Lodders employment law specialist, Jennifer Linford, examines a recent case which has potential effects on the ambit and scope of TUPE.

Background

In the UK there are three main categories of employment status, ranging from: employee, worker, and self-employed, each category being afforded differing degrees of employment law rights and protection.

It is well established that only those who are classed as employees are afforded protection under the Transfer of Undertakings (Protection of Employment) Regulations 2006, as amended by the Collective Redundancies and Transfer of Undertakings (Protection of Employment) (Amendment) Regulations 2014, hereby referred to as TUPE.

Under regulation 2(1) of TUPE, an employee is defined as someone who “works for another person, whether under a contract of service or apprenticeship or otherwise”. It is worth noting at this juncture, that this definition is much broader than the definition of ‘employee’ as prescribed by section 230(1) of the Employment Rights Act 1996 (ERA).

The dispute

In the recent case of Dewhurst v Revise Catch and City Sprint (Dewhurts), the dispute between the parties centred on whether the employer’s obligations to ‘inform and consult’ with affected employees (under regulation 14 of TUPE) should extend to workers, or whether it should be limited to employees (as defined under section 230(1) ERA). There was also a claim for holiday pay, which was dependant on the individual’s holiday pay rights transferring across to the new employer, under TUPE.

In deciding the Dewhurts case, an employment judge, sitting in London Central Employment Tribunal, determined that workers, as well as employees, were entitled to benefit from protection under TUPE.  The judge decided that the words “or otherwise” were wide enough to bring a worker within the definition of an employee, as contained in regulation 2(1) of TUPE (as above).

Problems to solve
1. Translate this sentence from the article on the TUPE case into Spanish: "It is worth noting at this juncture, that this definition is much broader than the definition of ‘employee’ as prescribed by section 230(1) of the Employment Rights Act 1996 (ERA)."
2. According to the article on the TUPE case, in which tribunal was the employment judge sitting when deciding the case?
3. Write the next part of the article on the TUPE case, picking up after its final sentence.

Stored data:
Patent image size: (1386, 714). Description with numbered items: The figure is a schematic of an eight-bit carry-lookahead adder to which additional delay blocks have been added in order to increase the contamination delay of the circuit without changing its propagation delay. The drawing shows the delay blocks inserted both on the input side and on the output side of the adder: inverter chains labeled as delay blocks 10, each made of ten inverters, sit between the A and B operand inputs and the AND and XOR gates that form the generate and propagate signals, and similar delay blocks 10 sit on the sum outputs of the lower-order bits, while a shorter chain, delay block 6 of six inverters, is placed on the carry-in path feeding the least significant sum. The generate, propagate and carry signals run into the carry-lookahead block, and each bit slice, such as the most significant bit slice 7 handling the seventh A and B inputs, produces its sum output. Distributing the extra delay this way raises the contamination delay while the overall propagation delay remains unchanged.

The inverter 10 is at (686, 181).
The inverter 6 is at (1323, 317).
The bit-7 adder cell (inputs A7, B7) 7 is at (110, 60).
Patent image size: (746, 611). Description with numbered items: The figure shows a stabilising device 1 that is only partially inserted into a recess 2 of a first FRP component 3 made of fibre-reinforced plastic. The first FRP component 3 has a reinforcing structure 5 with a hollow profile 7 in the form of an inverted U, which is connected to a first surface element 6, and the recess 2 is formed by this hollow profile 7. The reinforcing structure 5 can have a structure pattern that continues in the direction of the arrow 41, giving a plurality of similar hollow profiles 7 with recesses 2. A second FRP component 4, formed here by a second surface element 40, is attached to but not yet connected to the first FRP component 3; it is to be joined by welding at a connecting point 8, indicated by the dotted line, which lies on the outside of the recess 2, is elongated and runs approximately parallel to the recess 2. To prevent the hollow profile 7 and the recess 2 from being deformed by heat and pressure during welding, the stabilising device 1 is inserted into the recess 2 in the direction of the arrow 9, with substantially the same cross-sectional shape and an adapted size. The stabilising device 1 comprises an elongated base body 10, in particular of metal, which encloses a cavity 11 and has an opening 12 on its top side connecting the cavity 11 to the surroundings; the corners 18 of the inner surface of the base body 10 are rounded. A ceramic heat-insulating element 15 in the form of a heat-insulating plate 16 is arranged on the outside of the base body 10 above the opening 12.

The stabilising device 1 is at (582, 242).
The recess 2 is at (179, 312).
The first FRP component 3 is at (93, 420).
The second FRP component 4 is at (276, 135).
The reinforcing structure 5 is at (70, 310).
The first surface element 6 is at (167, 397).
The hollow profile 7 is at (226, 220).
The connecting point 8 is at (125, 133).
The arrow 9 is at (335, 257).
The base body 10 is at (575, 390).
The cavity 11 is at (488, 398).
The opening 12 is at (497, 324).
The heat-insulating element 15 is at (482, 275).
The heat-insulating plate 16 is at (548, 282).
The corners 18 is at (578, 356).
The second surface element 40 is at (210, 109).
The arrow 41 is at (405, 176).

Answers in order
1. Cabe señalar en este punto que esta definición es mucho más amplia que la definición de "empleado" establecida en el artículo 230(1) de la Employment Rights Act 1996 (ERA).

2. London Central Employment Tribunal.

3.
At present, this decision is not binding. However, it is likely to be highly persuasive, particularly when presented against the backdrop of recent GIG economy cases, most of which have afforded workers with a greater degree of employment law protection and rights, more akin to those which have historically been reserved to employees.

Wide-reaching ramifications

The Dewhurts case has the potential to have wide-reaching ramifications on how the transfer of a business takes place, and who transfers with it. It is, at present, and in my opinion, unlikely to require any immediate change in approach or tactics.  However, it would be foolish to ignore the overriding possibility that the approach adopted in Dewhurts will become binding, especially when you pay heed to the penalty of 13 weeks’ pay per employee, for failure to comply with regulation 14 of TUPE.

In the event that the Dewhurts decision is elevated to a binding principle of law, the impact will extend the ambit and scope of TUPE and it will, as a result, have a significant bearing on the commercial decisions related to the buying and/or selling of a business, and the costs (and legal costs) associated with such transactions. Therefore, in my opinion, those involved in such commercial transactions will be well advised to ensure that appropriate warranties and indemnities covering not only employees, but also workers, are negotiated into any such sale/purchase contract.

Change is most definitely on the horizon. Watch this space.